§ **Goal**
Copy out the stretch from "According to most" through "rebels in Apulia." in the text about the Drengot family, word for word.

= Drengot family =

11th-12th century Norman mercenary family active in Southern Italy

The Drengots were a Norman family of mercenaries, one of the first to head to Southern Italy to fight in the service of the Lombards. Alongside the Hautevilles, they became one of the most important Norman kin-groups on the mainland, above all through their domination of Aversa and Capua. Cadet branches of the family, especially those of Caiazzo and Carinola, remained politically important in the Terra di Lavoro well into the twelfth century.

==Origins==
The family came from Carreaux, near Avesnes-en-Bray, east of Rouen.
From Quarrelis or Quadrellis, the Latin for Carreaux, the family gets its alternate name of "de Quarrel".

The first members of the family known are five brothers. Four of these accompanied their one exiled brother, Osmond, who had murdered one of Duke Robert I of Normandy's hunting companions.
Sources diverge as to just who among the brothers was leader on the trip to the south:
- Orderic Vitalis and William of Jumièges name Osmond;
- Ralph Glaber names Rudolph;
- Leo of Ostia, Amatus of Montecassino, and Adhemar of Chabannes name Gilbert Buatère.
According to most south Italian sources, this last was designated leader for the Battle of Cannae in 1018.
The remaining brothers were Asclettin and Ranulf, probably the younger sons.
Some sources, like Glaber, claim that the band of 250 Norman warriors stopped in Rome to meet Pope Benedict VIII.
They then moved on to one of the Lombard capitals: Salerno or Capua.
From there they joined with Melus of Bari, the leader of the Lombard rebels in Apulia.

==Rise==
The Drengot Normans were successful with Melus until their defeat at Cannae in 1018. After that the Emperor Henry II came down in 1022 and pacified the region, maintaining the status quo ante between Greek and Lombard, he donated to a nephew of Melus some land in the county of Comino, in the valley of the Garigliano. This nephew of Melus brought with him many of the Norman mercenaries, including the Drengots, excepting Rudolph, who returned with some men to Normandy.

§ **Given entries**
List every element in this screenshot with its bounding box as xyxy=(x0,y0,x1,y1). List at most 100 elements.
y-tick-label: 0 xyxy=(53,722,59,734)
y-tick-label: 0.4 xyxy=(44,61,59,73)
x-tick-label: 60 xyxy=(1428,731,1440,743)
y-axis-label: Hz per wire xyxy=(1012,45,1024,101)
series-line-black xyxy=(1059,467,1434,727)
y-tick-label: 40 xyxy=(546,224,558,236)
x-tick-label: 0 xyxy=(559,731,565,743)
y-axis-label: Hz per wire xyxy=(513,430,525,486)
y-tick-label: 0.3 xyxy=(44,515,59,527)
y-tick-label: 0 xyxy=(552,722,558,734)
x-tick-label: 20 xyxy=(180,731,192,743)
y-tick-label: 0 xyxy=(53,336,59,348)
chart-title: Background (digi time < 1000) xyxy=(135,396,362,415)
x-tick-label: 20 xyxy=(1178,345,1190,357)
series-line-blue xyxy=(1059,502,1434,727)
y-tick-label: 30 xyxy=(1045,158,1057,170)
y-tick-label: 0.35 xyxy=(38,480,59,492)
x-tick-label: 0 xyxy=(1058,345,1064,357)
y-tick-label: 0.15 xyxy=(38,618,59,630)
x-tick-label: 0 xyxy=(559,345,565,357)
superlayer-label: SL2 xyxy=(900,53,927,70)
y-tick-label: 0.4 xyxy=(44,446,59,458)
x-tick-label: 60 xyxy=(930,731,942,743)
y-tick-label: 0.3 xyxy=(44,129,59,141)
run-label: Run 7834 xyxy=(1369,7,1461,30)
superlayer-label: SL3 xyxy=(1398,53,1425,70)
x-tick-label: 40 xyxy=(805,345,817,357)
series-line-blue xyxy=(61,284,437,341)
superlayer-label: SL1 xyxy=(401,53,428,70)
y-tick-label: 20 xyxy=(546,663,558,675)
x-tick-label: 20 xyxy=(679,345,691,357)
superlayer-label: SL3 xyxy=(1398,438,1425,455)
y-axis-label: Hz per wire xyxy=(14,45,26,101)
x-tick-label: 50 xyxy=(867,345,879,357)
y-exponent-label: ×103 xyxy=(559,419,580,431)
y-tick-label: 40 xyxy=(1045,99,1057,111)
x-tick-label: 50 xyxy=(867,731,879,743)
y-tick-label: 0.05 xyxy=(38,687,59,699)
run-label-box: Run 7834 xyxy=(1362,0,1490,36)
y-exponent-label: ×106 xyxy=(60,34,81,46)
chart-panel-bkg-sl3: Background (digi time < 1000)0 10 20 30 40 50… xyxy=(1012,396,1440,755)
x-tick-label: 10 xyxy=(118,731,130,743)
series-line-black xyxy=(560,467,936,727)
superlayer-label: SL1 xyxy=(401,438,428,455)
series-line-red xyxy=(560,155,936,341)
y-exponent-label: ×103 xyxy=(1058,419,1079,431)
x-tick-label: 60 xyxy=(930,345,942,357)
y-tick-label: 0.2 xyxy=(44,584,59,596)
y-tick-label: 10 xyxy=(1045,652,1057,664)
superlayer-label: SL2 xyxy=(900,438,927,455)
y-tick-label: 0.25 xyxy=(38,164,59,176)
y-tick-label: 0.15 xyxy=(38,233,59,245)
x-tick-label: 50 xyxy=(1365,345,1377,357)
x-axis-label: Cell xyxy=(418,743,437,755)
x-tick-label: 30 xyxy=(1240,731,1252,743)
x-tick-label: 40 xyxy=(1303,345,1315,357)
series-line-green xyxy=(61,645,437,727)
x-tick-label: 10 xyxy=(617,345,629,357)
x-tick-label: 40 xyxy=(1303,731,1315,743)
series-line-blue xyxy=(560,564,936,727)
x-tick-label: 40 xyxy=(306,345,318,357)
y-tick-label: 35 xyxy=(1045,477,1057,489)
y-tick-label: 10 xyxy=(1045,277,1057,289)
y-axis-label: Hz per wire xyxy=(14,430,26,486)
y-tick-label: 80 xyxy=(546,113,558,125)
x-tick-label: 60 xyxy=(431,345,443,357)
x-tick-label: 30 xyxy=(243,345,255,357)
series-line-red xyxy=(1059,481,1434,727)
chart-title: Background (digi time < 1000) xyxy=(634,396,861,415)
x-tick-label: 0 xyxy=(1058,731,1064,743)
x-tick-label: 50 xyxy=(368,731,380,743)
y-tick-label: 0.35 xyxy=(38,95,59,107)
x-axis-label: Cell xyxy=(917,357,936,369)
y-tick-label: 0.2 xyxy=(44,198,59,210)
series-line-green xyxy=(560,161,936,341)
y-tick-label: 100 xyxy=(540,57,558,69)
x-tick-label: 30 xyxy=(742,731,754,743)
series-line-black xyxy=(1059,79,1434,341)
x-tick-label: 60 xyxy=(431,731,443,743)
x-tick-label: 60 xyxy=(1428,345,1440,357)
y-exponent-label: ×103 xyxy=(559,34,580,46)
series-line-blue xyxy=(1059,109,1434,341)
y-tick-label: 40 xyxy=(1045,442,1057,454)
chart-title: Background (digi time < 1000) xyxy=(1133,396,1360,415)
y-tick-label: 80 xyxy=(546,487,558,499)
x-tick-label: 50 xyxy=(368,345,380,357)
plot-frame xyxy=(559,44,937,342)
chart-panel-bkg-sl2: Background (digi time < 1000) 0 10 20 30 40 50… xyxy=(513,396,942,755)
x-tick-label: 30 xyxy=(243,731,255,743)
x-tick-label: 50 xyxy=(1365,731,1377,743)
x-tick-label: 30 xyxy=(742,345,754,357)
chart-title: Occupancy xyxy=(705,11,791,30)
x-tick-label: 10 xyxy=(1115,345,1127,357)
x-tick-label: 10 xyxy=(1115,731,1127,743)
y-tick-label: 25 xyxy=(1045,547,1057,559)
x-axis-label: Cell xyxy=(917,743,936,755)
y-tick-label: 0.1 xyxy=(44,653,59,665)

§ **Written answer**
According to most south Italian sources, this last was designated leader for the Battle of Cannae in 1018.
The remaining brothers were Asclettin and Ranulf, probably the younger sons.
Some sources, like Glaber, claim that the band of 250 Norman warriors stopped in Rome to meet Pope Benedict VIII.
They then moved on to one of the Lombard capitals: Salerno or Capua.
From there they joined with Melus of Bari, the leader of the Lombard rebels in Apulia.